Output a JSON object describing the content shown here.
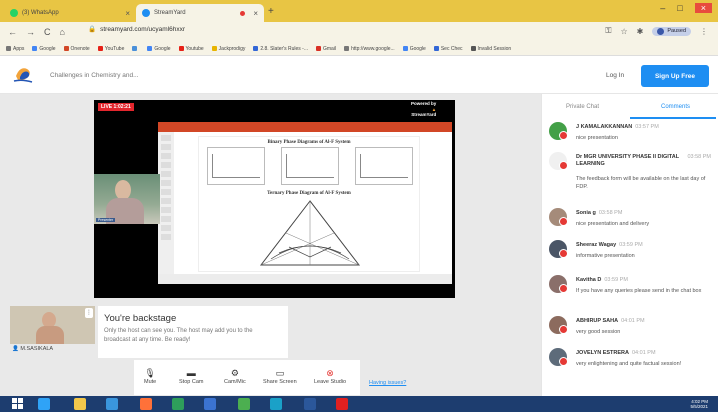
{
  "browser": {
    "tabs": [
      {
        "label": "(3) WhatsApp",
        "icon": "whatsapp-icon",
        "color": "#25d366"
      },
      {
        "label": "StreamYard",
        "icon": "streamyard-icon",
        "color": "#1e8ef2",
        "recording": true
      }
    ],
    "url": "streamyard.com/ucyaml6hxxr",
    "profile_label": "Paused",
    "profile_initial": "G",
    "bookmarks": [
      {
        "label": "Apps",
        "color": "#777"
      },
      {
        "label": "Google",
        "color": "#4285f4"
      },
      {
        "label": "Onenote",
        "color": "#d24726"
      },
      {
        "label": "YouTube",
        "color": "#e62117"
      },
      {
        "label": "",
        "color": "#4a90d9"
      },
      {
        "label": "Google",
        "color": "#4285f4"
      },
      {
        "label": "Youtube",
        "color": "#e62117"
      },
      {
        "label": "Jackprodigy",
        "color": "#e8b400"
      },
      {
        "label": "2.8. Slater's Rules -...",
        "color": "#3367d6"
      },
      {
        "label": "Gmail",
        "color": "#d93025"
      },
      {
        "label": "http://www.google...",
        "color": "#777"
      },
      {
        "label": "Google",
        "color": "#4285f4"
      },
      {
        "label": "Sec Chec",
        "color": "#3367d6"
      },
      {
        "label": "Invalid Session",
        "color": "#555"
      }
    ]
  },
  "header": {
    "show_title": "Challenges in Chemistry and...",
    "login": "Log In",
    "signup": "Sign Up Free"
  },
  "stage": {
    "live_label": "LIVE 1:02:21",
    "powered_by": "Powered by",
    "brand": "StreamYard",
    "slide_title_1": "Binary Phase Diagrams of Al-F System",
    "slide_title_2": "Ternary Phase Diagram of Al-F System",
    "presenter_tag": "Presenter"
  },
  "backstage": {
    "participant_name": "M.SASIKALA",
    "title": "You're backstage",
    "description": "Only the host can see you. The host may add you to the broadcast at any time. Be ready!"
  },
  "controls": [
    {
      "label": "Mute",
      "icon": "microphone-icon",
      "glyph": "🎙"
    },
    {
      "label": "Stop Cam",
      "icon": "camera-icon",
      "glyph": "▬"
    },
    {
      "label": "Cam/Mic",
      "icon": "gear-icon",
      "glyph": "⚙"
    },
    {
      "label": "Share Screen",
      "icon": "screen-icon",
      "glyph": "▭"
    },
    {
      "label": "Leave Studio",
      "icon": "leave-icon",
      "glyph": "⊗"
    }
  ],
  "having_issues": "Having issues?",
  "chat": {
    "tabs": [
      "Private Chat",
      "Comments"
    ],
    "active_tab": "Comments",
    "comments": [
      {
        "name": "J KAMALAKKANNAN",
        "time": "03:57 PM",
        "text": "nice presentation",
        "avatar_color": "#43a047"
      },
      {
        "name": "Dr MGR UNIVERSITY PHASE II DIGITAL LEARNING",
        "time": "03:58 PM",
        "text": "The feedback form will be available on the last day of FDP.",
        "avatar_color": "#f0f0f0"
      },
      {
        "name": "Sonia g",
        "time": "03:58 PM",
        "text": "nice presentation and delivery",
        "avatar_color": "#a58b7a"
      },
      {
        "name": "Sheeraz Wagay",
        "time": "03:59 PM",
        "text": "informative presentation",
        "avatar_color": "#4a5566"
      },
      {
        "name": "Kavitha D",
        "time": "03:59 PM",
        "text": "If you have any queries please send in the chat box",
        "avatar_color": "#8a6f6a"
      },
      {
        "name": "ABHIRUP SAHA",
        "time": "04:01 PM",
        "text": "very good session",
        "avatar_color": "#8c6b5e"
      },
      {
        "name": "JOVELYN ESTRERA",
        "time": "04:01 PM",
        "text": "very enlightening and quite factual session!",
        "avatar_color": "#5d6b7a"
      }
    ]
  },
  "taskbar": {
    "apps": [
      {
        "icon": "windows-start-icon",
        "color": "#ffffff"
      },
      {
        "icon": "photoshop-icon",
        "color": "#2fa3f7"
      },
      {
        "icon": "file-explorer-icon",
        "color": "#f3c84b"
      },
      {
        "icon": "edge-icon",
        "color": "#3a96dd"
      },
      {
        "icon": "firefox-icon",
        "color": "#ff7139"
      },
      {
        "icon": "app-green-icon",
        "color": "#2e9e5b"
      },
      {
        "icon": "app-blue-icon",
        "color": "#3b73d1"
      },
      {
        "icon": "chrome-icon",
        "color": "#4caf50"
      },
      {
        "icon": "app-teal-icon",
        "color": "#1aa1c8"
      },
      {
        "icon": "word-icon",
        "color": "#2b579a"
      },
      {
        "icon": "acrobat-icon",
        "color": "#e02020"
      }
    ],
    "time": "4:02 PM",
    "date": "5/5/2021"
  }
}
----------
_Given task_
Only a number is wanted here: how many lines in the data above include the string "System"?

_Written answer_
2